** START OF Given entries **
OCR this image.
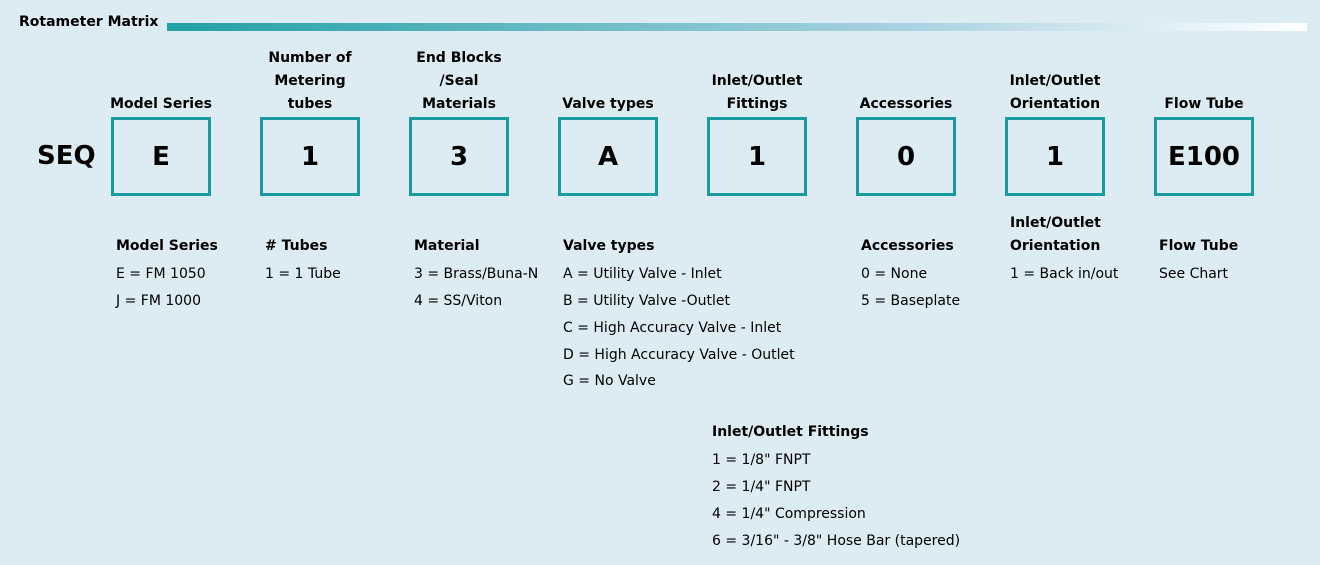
Rotameter Matrix
SEQ
Model Series
E
Number of
Metering
tubes
1
End Blocks
/Seal
Materials
3
Valve types
A
Inlet/Outlet
Fittings
1
Accessories
0
Inlet/Outlet
Orientation
1
Flow Tube
E100
Model Series
E = FM 1050
J = FM 1000
# Tubes
1 = 1 Tube
Material
3 = Brass/Buna-N
4 = SS/Viton
Valve types
A = Utility Valve - Inlet
B = Utility Valve -Outlet
C = High Accuracy Valve - Inlet
D = High Accuracy Valve - Outlet
G = No Valve
Accessories
0 = None
5 = Baseplate
Inlet/Outlet
Orientation
1 = Back in/out
Flow Tube
See Chart
Inlet/Outlet Fittings
1 = 1/8" FNPT
2 = 1/4" FNPT
4 = 1/4" Compression
6 = 3/16" - 3/8" Hose Bar (tapered)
** END OF Given entries **
■ **What is being asked**:
Which lines in the records above contain the string "High"? Copy each one.

■ **Output of the exercise**:
C = High Accuracy Valve - Inlet
D = High Accuracy Valve - Outlet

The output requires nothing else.